**TASK STATEMENT:**
Where a line in the listing contains the string "people", copy that line out.

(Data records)

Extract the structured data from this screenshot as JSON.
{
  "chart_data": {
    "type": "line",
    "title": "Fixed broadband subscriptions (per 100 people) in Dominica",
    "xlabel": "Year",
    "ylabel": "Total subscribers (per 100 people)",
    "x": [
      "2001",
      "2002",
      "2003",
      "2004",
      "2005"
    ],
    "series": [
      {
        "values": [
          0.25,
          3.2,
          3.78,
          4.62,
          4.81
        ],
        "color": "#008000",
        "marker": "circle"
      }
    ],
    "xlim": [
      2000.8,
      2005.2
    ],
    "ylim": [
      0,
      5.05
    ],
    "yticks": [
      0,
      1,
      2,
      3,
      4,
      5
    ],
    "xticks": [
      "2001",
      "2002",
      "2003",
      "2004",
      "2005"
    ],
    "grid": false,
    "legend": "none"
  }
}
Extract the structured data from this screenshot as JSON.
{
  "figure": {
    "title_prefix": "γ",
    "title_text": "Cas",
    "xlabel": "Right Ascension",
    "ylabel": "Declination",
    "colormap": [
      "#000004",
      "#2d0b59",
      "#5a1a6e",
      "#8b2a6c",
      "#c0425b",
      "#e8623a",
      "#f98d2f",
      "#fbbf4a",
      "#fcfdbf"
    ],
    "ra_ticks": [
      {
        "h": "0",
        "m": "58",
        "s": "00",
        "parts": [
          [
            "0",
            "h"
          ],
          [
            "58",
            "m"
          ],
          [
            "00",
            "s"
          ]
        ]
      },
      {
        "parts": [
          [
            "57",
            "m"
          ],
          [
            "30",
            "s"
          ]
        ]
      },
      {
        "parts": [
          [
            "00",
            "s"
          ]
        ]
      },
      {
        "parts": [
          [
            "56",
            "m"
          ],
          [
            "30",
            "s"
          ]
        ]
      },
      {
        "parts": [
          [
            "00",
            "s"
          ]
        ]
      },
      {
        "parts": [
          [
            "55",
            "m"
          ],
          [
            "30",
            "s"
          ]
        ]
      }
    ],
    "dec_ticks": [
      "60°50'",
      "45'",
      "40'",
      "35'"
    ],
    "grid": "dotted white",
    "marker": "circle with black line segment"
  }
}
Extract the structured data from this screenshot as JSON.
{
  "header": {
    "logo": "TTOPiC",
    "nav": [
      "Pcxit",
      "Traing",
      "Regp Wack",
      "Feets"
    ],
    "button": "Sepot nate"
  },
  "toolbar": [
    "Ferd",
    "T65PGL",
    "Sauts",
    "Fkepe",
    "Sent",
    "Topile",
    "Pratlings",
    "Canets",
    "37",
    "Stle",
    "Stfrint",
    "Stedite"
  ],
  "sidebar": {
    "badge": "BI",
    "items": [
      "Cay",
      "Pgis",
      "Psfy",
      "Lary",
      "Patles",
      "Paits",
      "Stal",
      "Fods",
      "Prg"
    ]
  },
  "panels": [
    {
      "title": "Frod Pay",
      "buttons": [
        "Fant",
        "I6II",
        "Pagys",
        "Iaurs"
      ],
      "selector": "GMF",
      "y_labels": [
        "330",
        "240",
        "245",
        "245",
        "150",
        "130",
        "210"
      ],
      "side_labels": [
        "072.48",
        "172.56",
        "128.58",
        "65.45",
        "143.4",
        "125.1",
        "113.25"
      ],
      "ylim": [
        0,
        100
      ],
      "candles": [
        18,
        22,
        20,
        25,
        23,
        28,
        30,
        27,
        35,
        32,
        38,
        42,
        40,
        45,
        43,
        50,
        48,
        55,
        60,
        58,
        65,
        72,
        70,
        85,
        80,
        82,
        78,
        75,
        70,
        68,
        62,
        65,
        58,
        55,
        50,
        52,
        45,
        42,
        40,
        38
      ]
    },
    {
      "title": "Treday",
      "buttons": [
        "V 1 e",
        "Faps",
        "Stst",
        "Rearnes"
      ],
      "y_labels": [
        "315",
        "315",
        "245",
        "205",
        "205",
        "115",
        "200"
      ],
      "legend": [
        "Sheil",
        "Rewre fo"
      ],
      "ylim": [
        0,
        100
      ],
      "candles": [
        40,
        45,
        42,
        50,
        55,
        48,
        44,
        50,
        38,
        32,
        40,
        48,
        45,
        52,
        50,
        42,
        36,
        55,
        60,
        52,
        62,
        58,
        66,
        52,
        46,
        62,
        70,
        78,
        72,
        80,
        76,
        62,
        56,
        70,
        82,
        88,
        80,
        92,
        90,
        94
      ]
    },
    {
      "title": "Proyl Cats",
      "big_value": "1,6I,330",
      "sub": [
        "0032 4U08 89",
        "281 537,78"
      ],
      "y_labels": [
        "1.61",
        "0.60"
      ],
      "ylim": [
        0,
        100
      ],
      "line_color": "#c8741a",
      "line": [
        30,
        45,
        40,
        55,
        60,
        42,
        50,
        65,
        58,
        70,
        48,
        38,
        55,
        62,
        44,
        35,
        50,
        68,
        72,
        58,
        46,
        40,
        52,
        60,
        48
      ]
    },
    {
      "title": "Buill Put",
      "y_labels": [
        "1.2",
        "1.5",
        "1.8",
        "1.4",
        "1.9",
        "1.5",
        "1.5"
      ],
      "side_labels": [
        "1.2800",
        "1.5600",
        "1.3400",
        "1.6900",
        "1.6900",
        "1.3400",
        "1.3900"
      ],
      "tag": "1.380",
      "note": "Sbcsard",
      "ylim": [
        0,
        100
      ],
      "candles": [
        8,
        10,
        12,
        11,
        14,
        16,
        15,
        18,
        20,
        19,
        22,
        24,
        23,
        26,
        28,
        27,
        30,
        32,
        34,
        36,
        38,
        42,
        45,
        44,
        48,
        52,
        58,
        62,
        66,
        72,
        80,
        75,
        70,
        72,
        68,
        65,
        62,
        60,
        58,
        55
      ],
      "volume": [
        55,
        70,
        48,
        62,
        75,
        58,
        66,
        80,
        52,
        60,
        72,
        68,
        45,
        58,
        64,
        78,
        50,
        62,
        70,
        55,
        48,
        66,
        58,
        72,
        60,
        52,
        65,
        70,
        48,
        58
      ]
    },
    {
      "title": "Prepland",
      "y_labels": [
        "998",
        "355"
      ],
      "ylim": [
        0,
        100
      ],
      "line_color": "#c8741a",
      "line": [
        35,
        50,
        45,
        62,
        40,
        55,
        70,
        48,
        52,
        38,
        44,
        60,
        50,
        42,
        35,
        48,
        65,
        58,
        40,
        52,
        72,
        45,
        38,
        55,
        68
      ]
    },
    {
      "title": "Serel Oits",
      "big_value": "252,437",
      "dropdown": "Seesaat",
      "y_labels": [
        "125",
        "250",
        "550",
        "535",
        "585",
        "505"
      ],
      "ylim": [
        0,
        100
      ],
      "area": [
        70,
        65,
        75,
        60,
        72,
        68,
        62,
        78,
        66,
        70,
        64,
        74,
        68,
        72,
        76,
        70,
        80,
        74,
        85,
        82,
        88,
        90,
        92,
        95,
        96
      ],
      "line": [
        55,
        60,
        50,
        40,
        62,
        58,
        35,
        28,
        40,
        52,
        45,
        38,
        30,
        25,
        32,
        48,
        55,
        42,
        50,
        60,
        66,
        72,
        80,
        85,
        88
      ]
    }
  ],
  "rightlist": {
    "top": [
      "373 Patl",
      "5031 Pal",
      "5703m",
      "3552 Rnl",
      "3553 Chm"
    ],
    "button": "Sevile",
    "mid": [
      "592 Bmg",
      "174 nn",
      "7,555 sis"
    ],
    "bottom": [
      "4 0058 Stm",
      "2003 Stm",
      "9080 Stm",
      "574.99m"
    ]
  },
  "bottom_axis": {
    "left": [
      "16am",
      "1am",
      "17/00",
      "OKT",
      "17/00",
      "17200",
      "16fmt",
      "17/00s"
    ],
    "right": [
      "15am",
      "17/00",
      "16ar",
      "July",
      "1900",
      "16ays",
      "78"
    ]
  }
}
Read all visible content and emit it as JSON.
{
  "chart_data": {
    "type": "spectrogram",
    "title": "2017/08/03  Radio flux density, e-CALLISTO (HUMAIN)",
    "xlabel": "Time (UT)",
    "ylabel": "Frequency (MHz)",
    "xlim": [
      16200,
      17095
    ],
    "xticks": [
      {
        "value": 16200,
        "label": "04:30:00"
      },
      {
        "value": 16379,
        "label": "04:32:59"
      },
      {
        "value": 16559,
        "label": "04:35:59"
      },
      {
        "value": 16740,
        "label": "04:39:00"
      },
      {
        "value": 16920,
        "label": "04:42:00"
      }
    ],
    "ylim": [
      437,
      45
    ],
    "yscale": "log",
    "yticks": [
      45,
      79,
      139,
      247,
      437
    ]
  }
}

**RIGHT ANSWER:**
    "title": "Fixed broadband subscriptions (per 100 people) in Dominica",
    "ylabel": "Total subscribers (per 100 people)",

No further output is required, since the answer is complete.